→ **Work to be completed**
All of the data should be repeated exactly; pictures are not part of the copy.

*** Dataset excerpts ***

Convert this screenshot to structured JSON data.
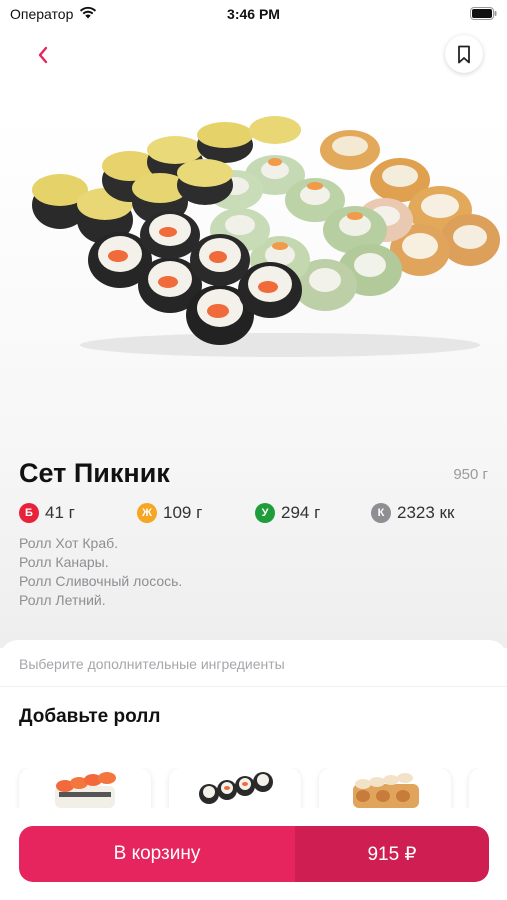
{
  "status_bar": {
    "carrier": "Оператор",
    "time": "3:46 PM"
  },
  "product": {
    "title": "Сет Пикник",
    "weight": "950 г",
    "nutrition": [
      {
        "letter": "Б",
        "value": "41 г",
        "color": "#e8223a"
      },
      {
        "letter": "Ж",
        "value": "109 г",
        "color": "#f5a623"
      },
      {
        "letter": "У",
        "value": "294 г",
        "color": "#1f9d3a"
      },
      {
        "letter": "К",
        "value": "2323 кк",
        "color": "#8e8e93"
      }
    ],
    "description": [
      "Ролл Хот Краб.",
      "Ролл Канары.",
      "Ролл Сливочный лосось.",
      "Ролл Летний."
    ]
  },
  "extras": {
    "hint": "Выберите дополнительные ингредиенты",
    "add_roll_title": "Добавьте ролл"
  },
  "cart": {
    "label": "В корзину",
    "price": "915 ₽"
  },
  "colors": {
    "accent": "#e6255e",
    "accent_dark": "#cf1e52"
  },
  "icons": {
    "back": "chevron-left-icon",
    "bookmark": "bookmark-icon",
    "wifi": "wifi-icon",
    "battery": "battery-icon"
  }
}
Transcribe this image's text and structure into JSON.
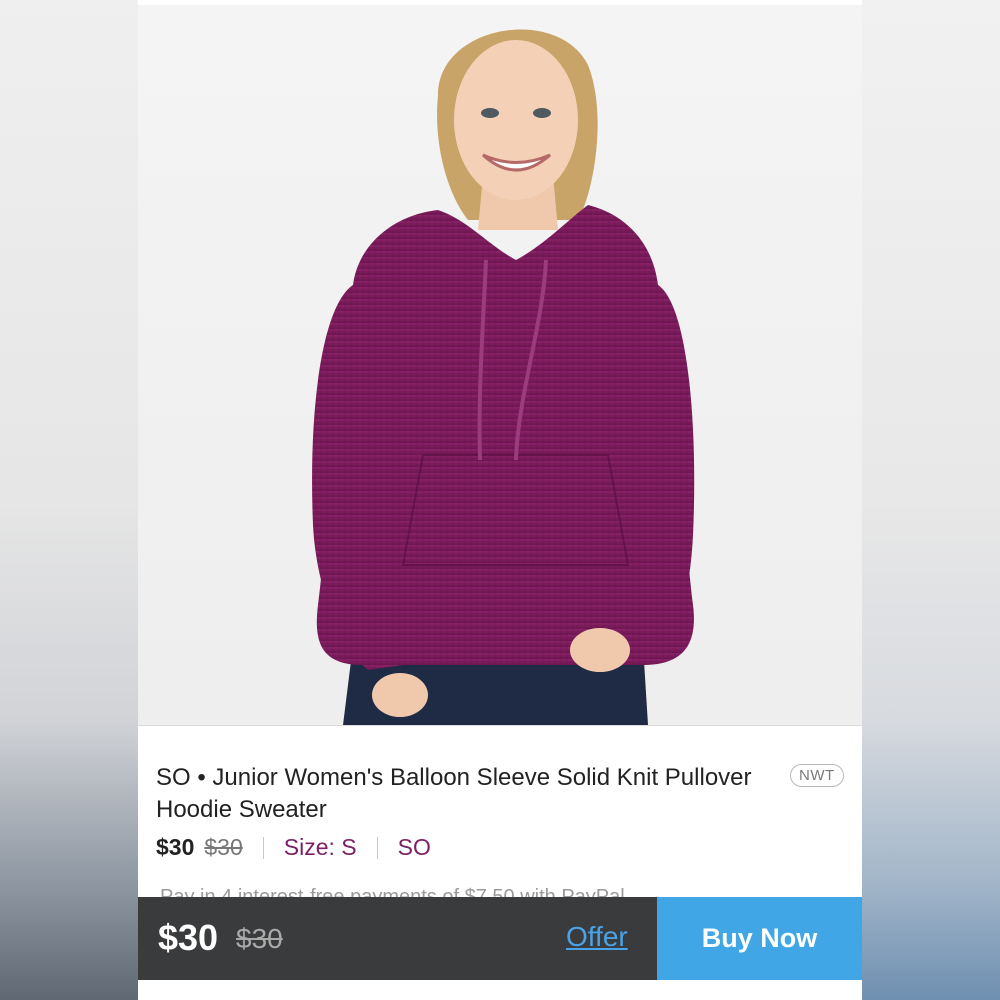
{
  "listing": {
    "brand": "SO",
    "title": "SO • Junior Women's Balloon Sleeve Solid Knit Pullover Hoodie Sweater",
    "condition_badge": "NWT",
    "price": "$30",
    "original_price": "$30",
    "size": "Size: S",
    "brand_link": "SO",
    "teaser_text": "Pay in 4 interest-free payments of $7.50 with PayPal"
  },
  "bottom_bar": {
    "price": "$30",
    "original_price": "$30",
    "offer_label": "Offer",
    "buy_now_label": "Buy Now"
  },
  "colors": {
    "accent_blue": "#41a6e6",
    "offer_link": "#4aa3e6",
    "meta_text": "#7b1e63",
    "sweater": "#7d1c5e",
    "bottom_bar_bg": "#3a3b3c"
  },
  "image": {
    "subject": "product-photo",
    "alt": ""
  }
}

***

→ **Full output**
Convert this screenshot to structured JSON data.
{
  "status_bar": {
    "carrier": "Оператор",
    "time": "3:46 PM"
  },
  "product": {
    "title": "Сет Пикник",
    "weight": "950 г",
    "nutrition": [
      {
        "letter": "Б",
        "value": "41 г",
        "color": "#e8223a"
      },
      {
        "letter": "Ж",
        "value": "109 г",
        "color": "#f5a623"
      },
      {
        "letter": "У",
        "value": "294 г",
        "color": "#1f9d3a"
      },
      {
        "letter": "К",
        "value": "2323 кк",
        "color": "#8e8e93"
      }
    ],
    "description": [
      "Ролл Хот Краб.",
      "Ролл Канары.",
      "Ролл Сливочный лосось.",
      "Ролл Летний."
    ]
  },
  "extras": {
    "hint": "Выберите дополнительные ингредиенты",
    "add_roll_title": "Добавьте ролл"
  },
  "cart": {
    "label": "В корзину",
    "price": "915 ₽"
  },
  "colors": {
    "accent": "#e6255e",
    "accent_dark": "#cf1e52"
  },
  "icons": {
    "back": "chevron-left-icon",
    "bookmark": "bookmark-icon",
    "wifi": "wifi-icon",
    "battery": "battery-icon"
  }
}
Transcribe this image's text and structure into JSON.
{
  "listing": {
    "brand": "SO",
    "title": "SO • Junior Women's Balloon Sleeve Solid Knit Pullover Hoodie Sweater",
    "condition_badge": "NWT",
    "price": "$30",
    "original_price": "$30",
    "size": "Size: S",
    "brand_link": "SO",
    "teaser_text": "Pay in 4 interest-free payments of $7.50 with PayPal"
  },
  "bottom_bar": {
    "price": "$30",
    "original_price": "$30",
    "offer_label": "Offer",
    "buy_now_label": "Buy Now"
  },
  "colors": {
    "accent_blue": "#41a6e6",
    "offer_link": "#4aa3e6",
    "meta_text": "#7b1e63",
    "sweater": "#7d1c5e",
    "bottom_bar_bg": "#3a3b3c"
  },
  "image": {
    "subject": "product-photo",
    "alt": ""
  }
}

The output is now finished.